-- WHAT IS NEEDED --
Please output the part of the data that opens with the line containing "formula-input[interactable] [140,116,736,139]" and closes with the line containing "col-header-K[interactable]: K [322,140,382,159]", including both of those lines and copying every line unchanged. Output nothing else.

-- SUPPLIED MATERIAL --
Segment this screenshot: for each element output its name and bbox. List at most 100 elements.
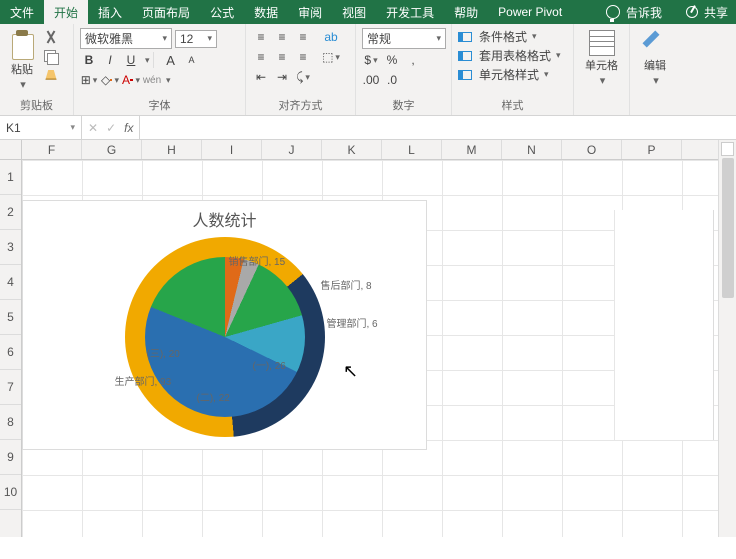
formula-input[interactable] [140,116,736,139]
row-header-9[interactable]: 9 [0,440,21,475]
increase-decimal-button[interactable]: .00 [362,71,380,89]
align-top-button[interactable]: ≡ [252,28,270,46]
vertical-scrollbar[interactable] [718,140,736,537]
tab-file[interactable]: 文件 [0,0,44,24]
col-header-I[interactable]: I [202,140,262,159]
row-header-10[interactable]: 10 [0,475,21,510]
cells-icon [589,30,615,56]
align-middle-button[interactable]: ≡ [273,28,291,46]
phonetic-button[interactable]: wén [143,71,161,89]
accounting-button[interactable]: $▾ [362,51,380,69]
tab-power-pivot[interactable]: Power Pivot [488,0,572,24]
cut-icon [44,30,58,44]
percent-button[interactable]: % [383,51,401,69]
row-header-5[interactable]: 5 [0,300,21,335]
tab-developer[interactable]: 开发工具 [376,0,444,24]
number-format-select[interactable]: 常规▾ [362,28,446,49]
align-left-button[interactable]: ≡ [252,48,270,66]
tab-page-layout[interactable]: 页面布局 [132,0,200,24]
row-header-7[interactable]: 7 [0,370,21,405]
italic-button[interactable]: I [101,51,119,69]
align-right-button[interactable]: ≡ [294,48,312,66]
fill-color-button[interactable]: ◇▾ [101,71,119,89]
editing-label: 编辑 [644,57,666,73]
wrap-text-button[interactable]: ab [322,28,340,46]
paste-button[interactable]: 粘贴 ▾ [6,28,38,93]
select-all-corner[interactable] [0,140,22,160]
tab-formulas[interactable]: 公式 [200,0,244,24]
tab-help[interactable]: 帮助 [444,0,488,24]
col-header-L[interactable]: L [382,140,442,159]
group-number-label: 数字 [362,95,445,113]
tell-me[interactable]: 告诉我 [626,4,662,21]
row-header-6[interactable]: 6 [0,335,21,370]
ribbon: 粘贴 ▾ 剪贴板 微软雅黑▾ 12▾ B I U▾ A A [0,24,736,116]
enter-formula-button[interactable]: ✓ [106,121,116,135]
copy-button[interactable] [42,48,60,66]
decrease-decimal-button[interactable]: .0 [383,71,401,89]
col-header-K[interactable]: K [322,140,382,159]
worksheet: FGHIJKLMNOP 12345678910 人数统计 销售部门, 15 售后… [0,140,736,537]
font-size-select[interactable]: 12▾ [175,30,217,48]
col-header-M[interactable]: M [442,140,502,159]
label-group-3: (三), 20 [147,345,180,360]
col-header-N[interactable]: N [502,140,562,159]
tab-home[interactable]: 开始 [44,0,88,24]
cancel-formula-button[interactable]: ✕ [88,121,98,135]
underline-button[interactable]: U [122,51,140,69]
border-button[interactable]: ⊞▾ [80,71,98,89]
column-headers[interactable]: FGHIJKLMNOP [22,140,718,160]
font-color-button[interactable]: A▾ [122,71,140,89]
cell-style-icon [458,70,472,80]
font-name-select[interactable]: 微软雅黑▾ [80,28,172,49]
format-as-table-button[interactable]: 套用表格格式▾ [458,47,561,64]
cursor-icon: ↖ [343,361,358,382]
chart-object[interactable]: 人数统计 销售部门, 15 售后部门, 8 管理部门, 6 (一), 26 (二… [22,200,427,450]
row-header-2[interactable]: 2 [0,195,21,230]
label-sales-dept: 销售部门, 15 [229,253,286,268]
col-header-J[interactable]: J [262,140,322,159]
row-headers[interactable]: 12345678910 [0,160,22,537]
col-header-O[interactable]: O [562,140,622,159]
increase-indent-button[interactable]: ⇥ [273,68,291,86]
shrink-font-button[interactable]: A [183,51,201,69]
cut-button[interactable] [42,28,60,46]
tab-review[interactable]: 审阅 [288,0,332,24]
row-header-8[interactable]: 8 [0,405,21,440]
orientation-button[interactable]: ⤹▾ [294,68,312,86]
tab-insert[interactable]: 插入 [88,0,132,24]
paste-label: 粘贴 [11,61,33,77]
col-header-F[interactable]: F [22,140,82,159]
col-header-H[interactable]: H [142,140,202,159]
name-box[interactable]: K1▾ [0,116,82,139]
align-center-button[interactable]: ≡ [273,48,291,66]
merge-button[interactable]: ⬚▾ [322,48,340,66]
comma-button[interactable]: , [404,51,422,69]
row-header-4[interactable]: 4 [0,265,21,300]
tab-data[interactable]: 数据 [244,0,288,24]
conditional-format-button[interactable]: 条件格式▾ [458,28,537,45]
pie-chart: 销售部门, 15 售后部门, 8 管理部门, 6 (一), 26 (二), 22… [125,237,325,437]
decrease-indent-button[interactable]: ⇤ [252,68,270,86]
format-painter-button[interactable] [42,68,60,86]
scrollbar-thumb[interactable] [722,158,734,298]
cell-styles-button[interactable]: 单元格样式▾ [458,66,549,83]
formula-bar: K1▾ ✕ ✓ fx [0,116,736,140]
tab-view[interactable]: 视图 [332,0,376,24]
col-header-G[interactable]: G [82,140,142,159]
side-panel [614,210,714,440]
align-bottom-button[interactable]: ≡ [294,28,312,46]
col-header-P[interactable]: P [622,140,682,159]
cells-button[interactable]: 单元格 ▾ [580,28,623,89]
row-header-3[interactable]: 3 [0,230,21,265]
group-alignment-label: 对齐方式 [252,95,349,113]
cond-format-icon [458,32,472,42]
editing-button[interactable]: 编辑 ▾ [636,28,674,89]
paste-icon [8,30,36,60]
share-button[interactable]: 共享 [704,4,728,21]
bold-button[interactable]: B [80,51,98,69]
row-header-1[interactable]: 1 [0,160,21,195]
group-styles-label: 样式 [458,95,567,113]
fx-button[interactable]: fx [124,121,133,135]
grow-font-button[interactable]: A [162,51,180,69]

-- EXERCISE RESULT --
formula-input[interactable] [140,116,736,139]
row-header-9[interactable]: 9 [0,440,21,475]
increase-decimal-button[interactable]: .00 [362,71,380,89]
align-top-button[interactable]: ≡ [252,28,270,46]
vertical-scrollbar[interactable] [718,140,736,537]
tab-file[interactable]: 文件 [0,0,44,24]
col-header-I[interactable]: I [202,140,262,159]
row-header-10[interactable]: 10 [0,475,21,510]
cells-icon [589,30,615,56]
align-middle-button[interactable]: ≡ [273,28,291,46]
phonetic-button[interactable]: wén [143,71,161,89]
accounting-button[interactable]: $▾ [362,51,380,69]
tab-power-pivot[interactable]: Power Pivot [488,0,572,24]
cut-icon [44,30,58,44]
percent-button[interactable]: % [383,51,401,69]
row-header-5[interactable]: 5 [0,300,21,335]
tab-developer[interactable]: 开发工具 [376,0,444,24]
number-format-select[interactable]: 常规▾ [362,28,446,49]
align-left-button[interactable]: ≡ [252,48,270,66]
tab-page-layout[interactable]: 页面布局 [132,0,200,24]
row-header-7[interactable]: 7 [0,370,21,405]
italic-button[interactable]: I [101,51,119,69]
align-right-button[interactable]: ≡ [294,48,312,66]
fill-color-button[interactable]: ◇▾ [101,71,119,89]
editing-label: 编辑 [644,57,666,73]
wrap-text-button[interactable]: ab [322,28,340,46]
paste-button[interactable]: 粘贴 ▾ [6,28,38,93]
select-all-corner[interactable] [0,140,22,160]
tab-formulas[interactable]: 公式 [200,0,244,24]
tab-help[interactable]: 帮助 [444,0,488,24]
col-header-L[interactable]: L [382,140,442,159]
group-number-label: 数字 [362,95,445,113]
tell-me[interactable]: 告诉我 [626,4,662,21]
row-header-6[interactable]: 6 [0,335,21,370]
ribbon: 粘贴 ▾ 剪贴板 微软雅黑▾ 12▾ B I U▾ A A [0,24,736,116]
enter-formula-button[interactable]: ✓ [106,121,116,135]
copy-button[interactable] [42,48,60,66]
decrease-decimal-button[interactable]: .0 [383,71,401,89]
col-header-K[interactable]: K [322,140,382,159]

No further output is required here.